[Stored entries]
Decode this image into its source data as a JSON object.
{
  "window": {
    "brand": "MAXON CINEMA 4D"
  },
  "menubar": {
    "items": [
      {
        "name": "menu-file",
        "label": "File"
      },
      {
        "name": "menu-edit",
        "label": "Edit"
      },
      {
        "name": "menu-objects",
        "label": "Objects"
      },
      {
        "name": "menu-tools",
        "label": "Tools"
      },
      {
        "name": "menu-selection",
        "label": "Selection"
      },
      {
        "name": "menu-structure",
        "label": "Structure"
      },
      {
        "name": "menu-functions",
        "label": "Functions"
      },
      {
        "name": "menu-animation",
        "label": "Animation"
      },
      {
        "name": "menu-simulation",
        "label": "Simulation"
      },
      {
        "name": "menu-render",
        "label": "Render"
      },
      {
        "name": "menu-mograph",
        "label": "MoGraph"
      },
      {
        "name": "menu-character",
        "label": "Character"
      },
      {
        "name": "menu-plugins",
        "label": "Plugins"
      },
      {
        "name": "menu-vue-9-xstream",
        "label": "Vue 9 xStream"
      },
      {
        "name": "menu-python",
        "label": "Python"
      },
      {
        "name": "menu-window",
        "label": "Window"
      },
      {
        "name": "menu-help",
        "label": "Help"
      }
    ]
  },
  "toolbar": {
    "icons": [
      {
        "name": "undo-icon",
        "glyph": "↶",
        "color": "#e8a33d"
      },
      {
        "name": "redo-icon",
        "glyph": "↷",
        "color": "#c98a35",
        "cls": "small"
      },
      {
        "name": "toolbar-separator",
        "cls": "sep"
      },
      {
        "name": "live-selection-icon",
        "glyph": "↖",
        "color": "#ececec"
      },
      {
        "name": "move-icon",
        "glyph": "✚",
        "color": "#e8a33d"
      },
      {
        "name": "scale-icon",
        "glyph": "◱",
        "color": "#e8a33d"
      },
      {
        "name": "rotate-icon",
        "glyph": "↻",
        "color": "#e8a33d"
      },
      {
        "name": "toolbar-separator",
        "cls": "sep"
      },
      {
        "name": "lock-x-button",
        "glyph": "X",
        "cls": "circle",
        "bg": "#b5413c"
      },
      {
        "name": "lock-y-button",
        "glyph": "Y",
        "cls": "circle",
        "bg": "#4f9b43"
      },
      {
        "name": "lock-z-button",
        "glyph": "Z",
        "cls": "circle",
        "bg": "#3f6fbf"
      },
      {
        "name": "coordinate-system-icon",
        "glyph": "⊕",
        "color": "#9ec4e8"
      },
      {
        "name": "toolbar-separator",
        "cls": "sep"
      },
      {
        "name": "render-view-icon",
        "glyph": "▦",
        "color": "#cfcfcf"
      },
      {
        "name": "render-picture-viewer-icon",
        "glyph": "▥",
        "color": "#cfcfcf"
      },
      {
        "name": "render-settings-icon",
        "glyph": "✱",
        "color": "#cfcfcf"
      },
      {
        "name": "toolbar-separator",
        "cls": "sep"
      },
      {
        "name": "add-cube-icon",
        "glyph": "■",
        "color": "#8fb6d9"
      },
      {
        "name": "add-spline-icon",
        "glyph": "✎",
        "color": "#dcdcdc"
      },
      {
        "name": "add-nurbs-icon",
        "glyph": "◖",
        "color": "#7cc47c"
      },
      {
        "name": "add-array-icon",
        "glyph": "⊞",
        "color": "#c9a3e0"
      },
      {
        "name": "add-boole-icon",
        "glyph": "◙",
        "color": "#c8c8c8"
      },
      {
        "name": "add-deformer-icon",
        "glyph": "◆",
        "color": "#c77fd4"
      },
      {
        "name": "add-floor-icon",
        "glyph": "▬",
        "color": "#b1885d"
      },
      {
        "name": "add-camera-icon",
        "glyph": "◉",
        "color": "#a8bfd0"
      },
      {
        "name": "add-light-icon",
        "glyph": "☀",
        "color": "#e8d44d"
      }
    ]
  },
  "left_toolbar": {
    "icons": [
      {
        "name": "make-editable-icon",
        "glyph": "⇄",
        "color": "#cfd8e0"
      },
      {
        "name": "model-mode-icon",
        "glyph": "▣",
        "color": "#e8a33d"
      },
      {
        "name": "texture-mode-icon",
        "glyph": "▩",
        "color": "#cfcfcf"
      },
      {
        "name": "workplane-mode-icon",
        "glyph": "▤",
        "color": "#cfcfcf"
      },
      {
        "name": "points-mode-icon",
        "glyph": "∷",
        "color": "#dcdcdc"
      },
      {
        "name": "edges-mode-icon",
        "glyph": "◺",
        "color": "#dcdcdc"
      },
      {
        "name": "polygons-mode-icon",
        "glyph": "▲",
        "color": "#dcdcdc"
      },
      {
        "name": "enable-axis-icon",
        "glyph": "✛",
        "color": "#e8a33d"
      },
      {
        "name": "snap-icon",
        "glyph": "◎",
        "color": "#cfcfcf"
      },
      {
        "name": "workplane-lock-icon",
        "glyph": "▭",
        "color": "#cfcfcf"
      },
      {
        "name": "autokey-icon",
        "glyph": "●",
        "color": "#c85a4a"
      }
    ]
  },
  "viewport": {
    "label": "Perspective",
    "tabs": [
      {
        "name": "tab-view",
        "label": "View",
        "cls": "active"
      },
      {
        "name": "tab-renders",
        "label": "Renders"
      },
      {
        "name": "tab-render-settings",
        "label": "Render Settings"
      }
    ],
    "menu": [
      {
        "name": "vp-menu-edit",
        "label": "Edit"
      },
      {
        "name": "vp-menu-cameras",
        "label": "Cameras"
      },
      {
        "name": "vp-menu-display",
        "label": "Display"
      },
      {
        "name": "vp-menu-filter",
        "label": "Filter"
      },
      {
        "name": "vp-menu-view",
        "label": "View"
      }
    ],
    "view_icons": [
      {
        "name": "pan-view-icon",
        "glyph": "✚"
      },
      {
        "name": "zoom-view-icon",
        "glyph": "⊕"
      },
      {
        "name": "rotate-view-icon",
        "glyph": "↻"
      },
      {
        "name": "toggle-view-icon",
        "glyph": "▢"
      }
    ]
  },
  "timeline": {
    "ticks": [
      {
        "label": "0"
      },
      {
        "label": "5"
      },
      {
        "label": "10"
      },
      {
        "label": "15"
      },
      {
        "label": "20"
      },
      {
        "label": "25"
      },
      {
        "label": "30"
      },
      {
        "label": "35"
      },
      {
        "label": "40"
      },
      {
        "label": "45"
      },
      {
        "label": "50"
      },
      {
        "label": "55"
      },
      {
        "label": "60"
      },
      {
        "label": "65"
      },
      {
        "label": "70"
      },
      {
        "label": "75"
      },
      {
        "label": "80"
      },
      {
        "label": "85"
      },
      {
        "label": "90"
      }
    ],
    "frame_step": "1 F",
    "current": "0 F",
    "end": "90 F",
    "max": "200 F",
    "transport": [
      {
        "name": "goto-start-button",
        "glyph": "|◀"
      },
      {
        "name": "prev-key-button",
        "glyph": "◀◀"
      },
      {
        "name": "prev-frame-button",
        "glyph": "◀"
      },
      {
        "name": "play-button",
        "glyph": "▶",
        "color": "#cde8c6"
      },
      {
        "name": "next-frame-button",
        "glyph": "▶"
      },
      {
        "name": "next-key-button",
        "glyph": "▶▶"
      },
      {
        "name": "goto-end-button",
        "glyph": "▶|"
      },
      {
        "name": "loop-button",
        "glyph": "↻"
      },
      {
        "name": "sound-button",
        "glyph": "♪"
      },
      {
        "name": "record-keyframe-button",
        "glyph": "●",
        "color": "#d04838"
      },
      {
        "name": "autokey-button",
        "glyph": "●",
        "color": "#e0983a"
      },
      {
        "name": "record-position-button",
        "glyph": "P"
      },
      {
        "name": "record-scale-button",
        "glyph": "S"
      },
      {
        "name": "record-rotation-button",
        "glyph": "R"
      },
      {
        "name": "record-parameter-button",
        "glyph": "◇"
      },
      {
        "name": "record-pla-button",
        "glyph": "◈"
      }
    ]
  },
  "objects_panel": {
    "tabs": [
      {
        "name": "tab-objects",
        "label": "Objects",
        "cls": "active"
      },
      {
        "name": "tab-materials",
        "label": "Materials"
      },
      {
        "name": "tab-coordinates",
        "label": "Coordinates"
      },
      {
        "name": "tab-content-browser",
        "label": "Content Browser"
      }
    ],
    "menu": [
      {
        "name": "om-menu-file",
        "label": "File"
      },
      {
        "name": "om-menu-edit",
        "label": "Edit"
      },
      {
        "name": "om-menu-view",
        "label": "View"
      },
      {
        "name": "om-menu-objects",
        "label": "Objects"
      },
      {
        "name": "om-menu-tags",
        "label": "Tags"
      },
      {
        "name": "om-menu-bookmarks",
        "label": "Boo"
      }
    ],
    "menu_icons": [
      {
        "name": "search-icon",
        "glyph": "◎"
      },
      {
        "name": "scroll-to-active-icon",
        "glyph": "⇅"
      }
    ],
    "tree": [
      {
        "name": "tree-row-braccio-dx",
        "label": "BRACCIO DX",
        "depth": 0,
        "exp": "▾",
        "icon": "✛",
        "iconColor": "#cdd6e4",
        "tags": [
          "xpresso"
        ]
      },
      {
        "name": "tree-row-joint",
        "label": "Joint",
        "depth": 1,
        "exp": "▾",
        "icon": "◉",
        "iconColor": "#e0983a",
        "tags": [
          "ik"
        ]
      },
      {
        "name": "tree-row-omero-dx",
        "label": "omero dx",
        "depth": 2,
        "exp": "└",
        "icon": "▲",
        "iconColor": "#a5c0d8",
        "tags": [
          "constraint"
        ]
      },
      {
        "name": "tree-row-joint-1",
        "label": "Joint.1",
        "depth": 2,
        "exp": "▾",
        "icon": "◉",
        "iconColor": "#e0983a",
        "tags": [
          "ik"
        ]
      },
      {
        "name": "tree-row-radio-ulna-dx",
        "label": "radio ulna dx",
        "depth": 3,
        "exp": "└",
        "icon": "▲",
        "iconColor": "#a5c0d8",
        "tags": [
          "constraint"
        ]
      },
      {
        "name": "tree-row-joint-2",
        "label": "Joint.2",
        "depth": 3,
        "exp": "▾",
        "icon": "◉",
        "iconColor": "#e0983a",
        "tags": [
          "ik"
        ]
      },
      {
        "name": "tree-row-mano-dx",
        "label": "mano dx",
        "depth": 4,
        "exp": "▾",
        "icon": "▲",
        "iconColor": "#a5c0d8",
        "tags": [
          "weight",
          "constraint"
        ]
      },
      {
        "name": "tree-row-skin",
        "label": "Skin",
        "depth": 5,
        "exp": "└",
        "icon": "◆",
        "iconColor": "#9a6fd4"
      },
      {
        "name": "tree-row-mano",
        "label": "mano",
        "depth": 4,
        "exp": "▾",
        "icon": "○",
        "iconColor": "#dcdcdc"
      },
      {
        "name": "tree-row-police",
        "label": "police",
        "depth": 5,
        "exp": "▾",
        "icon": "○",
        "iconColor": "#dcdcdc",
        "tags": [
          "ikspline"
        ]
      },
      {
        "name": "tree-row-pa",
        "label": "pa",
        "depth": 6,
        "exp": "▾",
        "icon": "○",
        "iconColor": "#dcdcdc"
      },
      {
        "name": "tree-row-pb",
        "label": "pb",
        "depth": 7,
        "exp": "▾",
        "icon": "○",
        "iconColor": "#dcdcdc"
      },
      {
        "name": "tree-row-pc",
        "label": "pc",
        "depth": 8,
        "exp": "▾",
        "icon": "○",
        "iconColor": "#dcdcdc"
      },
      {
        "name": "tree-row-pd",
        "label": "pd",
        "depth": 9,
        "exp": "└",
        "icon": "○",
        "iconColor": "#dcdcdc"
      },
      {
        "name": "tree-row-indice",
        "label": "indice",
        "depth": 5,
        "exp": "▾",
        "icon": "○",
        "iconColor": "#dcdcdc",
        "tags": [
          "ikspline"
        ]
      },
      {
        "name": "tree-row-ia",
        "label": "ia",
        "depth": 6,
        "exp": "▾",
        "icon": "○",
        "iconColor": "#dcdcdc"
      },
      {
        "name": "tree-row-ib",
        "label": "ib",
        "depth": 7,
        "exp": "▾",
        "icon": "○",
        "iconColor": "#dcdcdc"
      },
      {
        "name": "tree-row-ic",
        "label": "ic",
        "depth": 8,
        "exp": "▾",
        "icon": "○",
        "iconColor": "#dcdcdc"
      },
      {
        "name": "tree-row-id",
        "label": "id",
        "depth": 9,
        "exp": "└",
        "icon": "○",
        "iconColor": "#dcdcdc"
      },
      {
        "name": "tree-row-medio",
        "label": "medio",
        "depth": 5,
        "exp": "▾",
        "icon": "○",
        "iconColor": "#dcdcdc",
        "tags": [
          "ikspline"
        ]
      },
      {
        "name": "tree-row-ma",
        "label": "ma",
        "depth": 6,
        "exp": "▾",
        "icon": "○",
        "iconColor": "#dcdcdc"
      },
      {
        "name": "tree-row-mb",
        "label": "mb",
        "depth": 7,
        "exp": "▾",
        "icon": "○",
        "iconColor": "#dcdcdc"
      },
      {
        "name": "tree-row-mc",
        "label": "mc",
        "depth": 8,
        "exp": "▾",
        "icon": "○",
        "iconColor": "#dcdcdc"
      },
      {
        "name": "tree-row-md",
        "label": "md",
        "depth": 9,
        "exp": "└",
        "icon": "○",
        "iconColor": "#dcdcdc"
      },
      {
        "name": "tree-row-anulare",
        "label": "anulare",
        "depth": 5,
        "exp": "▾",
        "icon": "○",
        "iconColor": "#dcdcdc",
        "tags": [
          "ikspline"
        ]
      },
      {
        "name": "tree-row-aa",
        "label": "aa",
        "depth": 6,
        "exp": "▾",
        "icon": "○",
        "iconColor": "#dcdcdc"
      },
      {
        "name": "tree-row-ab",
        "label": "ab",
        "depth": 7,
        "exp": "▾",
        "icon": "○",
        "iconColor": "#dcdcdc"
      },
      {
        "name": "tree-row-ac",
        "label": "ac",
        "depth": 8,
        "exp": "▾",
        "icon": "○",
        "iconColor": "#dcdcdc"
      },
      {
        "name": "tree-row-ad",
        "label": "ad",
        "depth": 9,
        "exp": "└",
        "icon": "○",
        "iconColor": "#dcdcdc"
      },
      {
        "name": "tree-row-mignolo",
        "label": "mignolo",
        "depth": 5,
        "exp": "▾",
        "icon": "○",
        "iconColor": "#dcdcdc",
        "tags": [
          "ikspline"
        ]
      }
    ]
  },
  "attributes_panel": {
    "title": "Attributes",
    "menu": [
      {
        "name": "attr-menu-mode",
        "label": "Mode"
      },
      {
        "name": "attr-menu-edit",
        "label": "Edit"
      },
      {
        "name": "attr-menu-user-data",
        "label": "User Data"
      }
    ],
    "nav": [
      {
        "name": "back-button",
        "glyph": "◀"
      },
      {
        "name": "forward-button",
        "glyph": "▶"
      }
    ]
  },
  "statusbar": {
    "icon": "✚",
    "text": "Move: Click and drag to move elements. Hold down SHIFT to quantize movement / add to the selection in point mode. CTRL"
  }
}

Work to do:
Extract every line above containing the word "omero".

Result of the exercise:
        "name": "tree-row-omero-dx",
        "label": "omero dx",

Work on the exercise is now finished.